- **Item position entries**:

==*==

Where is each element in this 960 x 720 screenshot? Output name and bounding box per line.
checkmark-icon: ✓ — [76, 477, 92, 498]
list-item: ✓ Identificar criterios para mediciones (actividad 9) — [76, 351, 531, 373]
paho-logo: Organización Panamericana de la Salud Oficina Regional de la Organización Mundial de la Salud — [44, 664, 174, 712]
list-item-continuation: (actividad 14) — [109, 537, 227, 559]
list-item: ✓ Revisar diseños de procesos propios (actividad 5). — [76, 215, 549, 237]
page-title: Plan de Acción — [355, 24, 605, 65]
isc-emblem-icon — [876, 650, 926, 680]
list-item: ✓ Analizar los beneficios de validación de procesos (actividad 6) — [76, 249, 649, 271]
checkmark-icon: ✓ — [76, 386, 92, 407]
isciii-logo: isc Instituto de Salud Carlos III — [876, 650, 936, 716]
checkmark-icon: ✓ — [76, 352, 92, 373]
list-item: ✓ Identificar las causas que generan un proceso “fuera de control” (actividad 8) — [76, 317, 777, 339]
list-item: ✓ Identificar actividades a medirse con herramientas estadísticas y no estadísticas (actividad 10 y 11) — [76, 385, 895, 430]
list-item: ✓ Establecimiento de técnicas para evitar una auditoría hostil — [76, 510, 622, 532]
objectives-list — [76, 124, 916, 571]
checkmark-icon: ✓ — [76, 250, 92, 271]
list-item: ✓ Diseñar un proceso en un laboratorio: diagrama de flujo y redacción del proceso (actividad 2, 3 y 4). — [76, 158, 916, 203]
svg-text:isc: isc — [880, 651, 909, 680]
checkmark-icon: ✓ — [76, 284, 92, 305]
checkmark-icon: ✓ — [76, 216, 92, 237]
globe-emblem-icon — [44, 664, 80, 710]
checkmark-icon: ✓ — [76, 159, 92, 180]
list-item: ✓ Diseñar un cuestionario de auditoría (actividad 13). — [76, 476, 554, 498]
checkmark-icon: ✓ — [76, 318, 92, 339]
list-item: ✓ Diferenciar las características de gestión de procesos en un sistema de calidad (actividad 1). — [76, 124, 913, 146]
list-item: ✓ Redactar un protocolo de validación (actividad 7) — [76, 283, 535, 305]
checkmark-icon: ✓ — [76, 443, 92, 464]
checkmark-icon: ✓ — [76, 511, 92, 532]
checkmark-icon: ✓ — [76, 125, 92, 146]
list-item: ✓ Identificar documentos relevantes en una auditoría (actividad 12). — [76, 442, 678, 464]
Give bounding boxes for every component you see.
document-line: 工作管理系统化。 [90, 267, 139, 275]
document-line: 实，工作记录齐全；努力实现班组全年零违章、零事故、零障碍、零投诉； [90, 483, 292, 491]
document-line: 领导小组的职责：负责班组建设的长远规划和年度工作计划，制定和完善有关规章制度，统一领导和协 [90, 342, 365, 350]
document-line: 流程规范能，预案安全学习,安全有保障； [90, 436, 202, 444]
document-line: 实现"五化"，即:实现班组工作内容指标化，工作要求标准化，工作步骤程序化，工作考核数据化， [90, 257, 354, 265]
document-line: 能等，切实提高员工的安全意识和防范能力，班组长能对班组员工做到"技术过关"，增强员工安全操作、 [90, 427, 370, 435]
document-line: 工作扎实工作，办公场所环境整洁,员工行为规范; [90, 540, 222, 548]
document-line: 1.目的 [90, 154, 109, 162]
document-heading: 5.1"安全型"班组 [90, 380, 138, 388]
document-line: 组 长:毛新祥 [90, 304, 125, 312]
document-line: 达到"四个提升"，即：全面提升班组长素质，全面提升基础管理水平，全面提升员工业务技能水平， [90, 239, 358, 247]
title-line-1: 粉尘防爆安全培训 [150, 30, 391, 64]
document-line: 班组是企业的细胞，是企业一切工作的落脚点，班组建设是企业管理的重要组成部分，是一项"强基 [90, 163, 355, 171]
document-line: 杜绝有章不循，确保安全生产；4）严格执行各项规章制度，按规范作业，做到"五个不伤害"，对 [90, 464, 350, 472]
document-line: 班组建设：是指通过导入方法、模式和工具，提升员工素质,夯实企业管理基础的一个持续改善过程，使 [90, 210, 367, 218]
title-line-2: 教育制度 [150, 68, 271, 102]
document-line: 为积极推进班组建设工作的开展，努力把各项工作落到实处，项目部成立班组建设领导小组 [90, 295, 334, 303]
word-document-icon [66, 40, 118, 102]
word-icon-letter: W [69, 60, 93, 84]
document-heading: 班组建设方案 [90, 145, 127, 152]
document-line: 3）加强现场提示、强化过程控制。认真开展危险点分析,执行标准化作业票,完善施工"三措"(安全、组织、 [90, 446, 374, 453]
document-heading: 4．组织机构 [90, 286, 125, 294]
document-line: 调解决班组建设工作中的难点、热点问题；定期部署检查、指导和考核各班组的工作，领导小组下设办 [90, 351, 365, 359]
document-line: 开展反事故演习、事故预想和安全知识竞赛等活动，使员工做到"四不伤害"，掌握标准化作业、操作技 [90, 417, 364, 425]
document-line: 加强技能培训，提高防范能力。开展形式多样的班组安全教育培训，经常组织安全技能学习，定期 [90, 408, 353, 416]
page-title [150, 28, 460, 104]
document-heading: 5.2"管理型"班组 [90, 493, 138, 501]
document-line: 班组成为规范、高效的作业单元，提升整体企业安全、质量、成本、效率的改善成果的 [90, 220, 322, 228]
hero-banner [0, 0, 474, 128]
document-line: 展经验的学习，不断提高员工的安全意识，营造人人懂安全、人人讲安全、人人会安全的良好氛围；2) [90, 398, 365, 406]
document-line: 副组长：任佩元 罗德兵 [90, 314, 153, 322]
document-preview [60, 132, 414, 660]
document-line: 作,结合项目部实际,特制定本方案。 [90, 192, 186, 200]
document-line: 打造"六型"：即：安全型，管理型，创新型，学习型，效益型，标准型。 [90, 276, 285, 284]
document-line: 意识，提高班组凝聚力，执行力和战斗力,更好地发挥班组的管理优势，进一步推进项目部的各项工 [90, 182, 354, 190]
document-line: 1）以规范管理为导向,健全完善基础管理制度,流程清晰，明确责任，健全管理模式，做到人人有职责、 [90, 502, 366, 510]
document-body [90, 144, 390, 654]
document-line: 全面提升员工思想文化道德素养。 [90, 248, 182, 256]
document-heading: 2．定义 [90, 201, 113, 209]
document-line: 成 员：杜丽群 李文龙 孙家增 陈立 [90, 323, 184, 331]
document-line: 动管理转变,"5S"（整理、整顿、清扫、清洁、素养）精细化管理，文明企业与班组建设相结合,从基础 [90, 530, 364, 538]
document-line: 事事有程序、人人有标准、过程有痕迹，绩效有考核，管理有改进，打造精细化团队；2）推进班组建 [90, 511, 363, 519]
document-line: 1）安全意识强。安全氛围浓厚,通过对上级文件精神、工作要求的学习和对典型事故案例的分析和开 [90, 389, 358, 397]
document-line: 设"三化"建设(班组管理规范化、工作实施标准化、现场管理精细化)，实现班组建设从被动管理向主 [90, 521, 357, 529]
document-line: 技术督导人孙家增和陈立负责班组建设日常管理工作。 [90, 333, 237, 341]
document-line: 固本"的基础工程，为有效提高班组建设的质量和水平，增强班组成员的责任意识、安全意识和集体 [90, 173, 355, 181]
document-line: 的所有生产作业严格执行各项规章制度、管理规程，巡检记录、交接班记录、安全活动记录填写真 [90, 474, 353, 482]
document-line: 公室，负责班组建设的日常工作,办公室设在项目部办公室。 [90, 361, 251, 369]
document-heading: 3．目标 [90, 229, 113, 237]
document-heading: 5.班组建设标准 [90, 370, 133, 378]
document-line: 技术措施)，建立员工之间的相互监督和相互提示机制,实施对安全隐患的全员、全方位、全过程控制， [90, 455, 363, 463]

==*==

- **DESCRIPTION OF THE TASK**: Copy the listing word for word, line by line.

- **RESULT OF THE EXERCISE**:
Where is each element in this 960 x 720 screenshot? Output name and bounding box per line.
checkmark-icon: ✓ — [76, 477, 92, 498]
list-item: ✓ Identificar criterios para mediciones (actividad 9) — [76, 351, 531, 373]
paho-logo: Organización Panamericana de la Salud Oficina Regional de la Organización Mundial de la Salud — [44, 664, 174, 712]
list-item-continuation: (actividad 14) — [109, 537, 227, 559]
list-item: ✓ Revisar diseños de procesos propios (actividad 5). — [76, 215, 549, 237]
page-title: Plan de Acción — [355, 24, 605, 65]
isc-emblem-icon — [876, 650, 926, 680]
list-item: ✓ Analizar los beneficios de validación de procesos (actividad 6) — [76, 249, 649, 271]
checkmark-icon: ✓ — [76, 386, 92, 407]
isciii-logo: isc Instituto de Salud Carlos III — [876, 650, 936, 716]
checkmark-icon: ✓ — [76, 352, 92, 373]
list-item: ✓ Identificar las causas que generan un proceso “fuera de control” (actividad 8) — [76, 317, 777, 339]
list-item: ✓ Identificar actividades a medirse con herramientas estadísticas y no estadísticas (actividad 10 y 11) — [76, 385, 895, 430]
list-item: ✓ Establecimiento de técnicas para evitar una auditoría hostil — [76, 510, 622, 532]
objectives-list — [76, 124, 916, 571]
checkmark-icon: ✓ — [76, 250, 92, 271]
list-item: ✓ Diseñar un proceso en un laboratorio: diagrama de flujo y redacción del proceso (actividad 2, 3 y 4). — [76, 158, 916, 203]
svg-text:isc: isc — [880, 651, 909, 680]
checkmark-icon: ✓ — [76, 284, 92, 305]
checkmark-icon: ✓ — [76, 216, 92, 237]
globe-emblem-icon — [44, 664, 80, 710]
checkmark-icon: ✓ — [76, 159, 92, 180]
list-item: ✓ Diseñar un cuestionario de auditoría (actividad 13). — [76, 476, 554, 498]
checkmark-icon: ✓ — [76, 318, 92, 339]
list-item: ✓ Diferenciar las características de gestión de procesos en un sistema de calidad (actividad 1). — [76, 124, 913, 146]
list-item: ✓ Redactar un protocolo de validación (actividad 7) — [76, 283, 535, 305]
checkmark-icon: ✓ — [76, 443, 92, 464]
checkmark-icon: ✓ — [76, 511, 92, 532]
checkmark-icon: ✓ — [76, 125, 92, 146]
list-item: ✓ Identificar documentos relevantes en una auditoría (actividad 12). — [76, 442, 678, 464]
Give bounding boxes for every component you see.
document-line: 工作管理系统化。 [90, 267, 139, 275]
document-line: 实，工作记录齐全；努力实现班组全年零违章、零事故、零障碍、零投诉； [90, 483, 292, 491]
document-line: 领导小组的职责：负责班组建设的长远规划和年度工作计划，制定和完善有关规章制度，统一领导和协 [90, 342, 365, 350]
document-line: 流程规范能，预案安全学习,安全有保障； [90, 436, 202, 444]
document-line: 实现"五化"，即:实现班组工作内容指标化，工作要求标准化，工作步骤程序化，工作考核数据化， [90, 257, 354, 265]
document-line: 能等，切实提高员工的安全意识和防范能力，班组长能对班组员工做到"技术过关"，增强员工安全操作、 [90, 427, 370, 435]
document-line: 工作扎实工作，办公场所环境整洁,员工行为规范; [90, 540, 222, 548]
document-line: 1.目的 [90, 154, 109, 162]
document-heading: 5.1"安全型"班组 [90, 380, 138, 388]
document-line: 组 长:毛新祥 [90, 304, 125, 312]
document-line: 达到"四个提升"，即：全面提升班组长素质，全面提升基础管理水平，全面提升员工业务技能水平， [90, 239, 358, 247]
title-line-1: 粉尘防爆安全培训 [150, 30, 391, 64]
document-line: 班组是企业的细胞，是企业一切工作的落脚点，班组建设是企业管理的重要组成部分，是一项"强基 [90, 163, 355, 171]
document-line: 杜绝有章不循，确保安全生产；4）严格执行各项规章制度，按规范作业，做到"五个不伤害"，对 [90, 464, 350, 472]
document-line: 班组建设：是指通过导入方法、模式和工具，提升员工素质,夯实企业管理基础的一个持续改善过程，使 [90, 210, 367, 218]
title-line-2: 教育制度 [150, 68, 271, 102]
document-line: 为积极推进班组建设工作的开展，努力把各项工作落到实处，项目部成立班组建设领导小组 [90, 295, 334, 303]
word-document-icon [66, 40, 118, 102]
word-icon-letter: W [69, 60, 93, 84]
document-heading: 班组建设方案 [90, 145, 127, 152]
document-line: 3）加强现场提示、强化过程控制。认真开展危险点分析,执行标准化作业票,完善施工"三措"(安全、组织、 [90, 446, 374, 453]
document-heading: 4．组织机构 [90, 286, 125, 294]
document-line: 调解决班组建设工作中的难点、热点问题；定期部署检查、指导和考核各班组的工作，领导小组下设办 [90, 351, 365, 359]
document-line: 开展反事故演习、事故预想和安全知识竞赛等活动，使员工做到"四不伤害"，掌握标准化作业、操作技 [90, 417, 364, 425]
document-line: 加强技能培训，提高防范能力。开展形式多样的班组安全教育培训，经常组织安全技能学习，定期 [90, 408, 353, 416]
page-title [150, 28, 460, 104]
document-heading: 5.2"管理型"班组 [90, 493, 138, 501]
document-line: 班组成为规范、高效的作业单元，提升整体企业安全、质量、成本、效率的改善成果的 [90, 220, 322, 228]
hero-banner [0, 0, 474, 128]
document-line: 展经验的学习，不断提高员工的安全意识，营造人人懂安全、人人讲安全、人人会安全的良好氛围；2) [90, 398, 365, 406]
document-line: 副组长：任佩元 罗德兵 [90, 314, 153, 322]
document-preview [60, 132, 414, 660]
document-line: 作,结合项目部实际,特制定本方案。 [90, 192, 186, 200]
document-line: 打造"六型"：即：安全型，管理型，创新型，学习型，效益型，标准型。 [90, 276, 285, 284]
document-line: 意识，提高班组凝聚力，执行力和战斗力,更好地发挥班组的管理优势，进一步推进项目部的各项工 [90, 182, 354, 190]
document-line: 1）以规范管理为导向,健全完善基础管理制度,流程清晰，明确责任，健全管理模式，做到人人有职责、 [90, 502, 366, 510]
document-body [90, 144, 390, 654]
document-line: 全面提升员工思想文化道德素养。 [90, 248, 182, 256]
document-heading: 2．定义 [90, 201, 113, 209]
document-line: 成 员：杜丽群 李文龙 孙家增 陈立 [90, 323, 184, 331]
document-line: 动管理转变,"5S"（整理、整顿、清扫、清洁、素养）精细化管理，文明企业与班组建设相结合,从基础 [90, 530, 364, 538]
document-line: 事事有程序、人人有标准、过程有痕迹，绩效有考核，管理有改进，打造精细化团队；2）推进班组建 [90, 511, 363, 519]
document-line: 1）安全意识强。安全氛围浓厚,通过对上级文件精神、工作要求的学习和对典型事故案例的分析和开 [90, 389, 358, 397]
document-line: 设"三化"建设(班组管理规范化、工作实施标准化、现场管理精细化)，实现班组建设从被动管理向主 [90, 521, 357, 529]
document-line: 技术督导人孙家增和陈立负责班组建设日常管理工作。 [90, 333, 237, 341]
document-line: 固本"的基础工程，为有效提高班组建设的质量和水平，增强班组成员的责任意识、安全意识和集体 [90, 173, 355, 181]
document-line: 的所有生产作业严格执行各项规章制度、管理规程，巡检记录、交接班记录、安全活动记录填写真 [90, 474, 353, 482]
document-line: 公室，负责班组建设的日常工作,办公室设在项目部办公室。 [90, 361, 251, 369]
document-heading: 3．目标 [90, 229, 113, 237]
document-heading: 5.班组建设标准 [90, 370, 133, 378]
document-line: 技术措施)，建立员工之间的相互监督和相互提示机制,实施对安全隐患的全员、全方位、全过程控制， [90, 455, 363, 463]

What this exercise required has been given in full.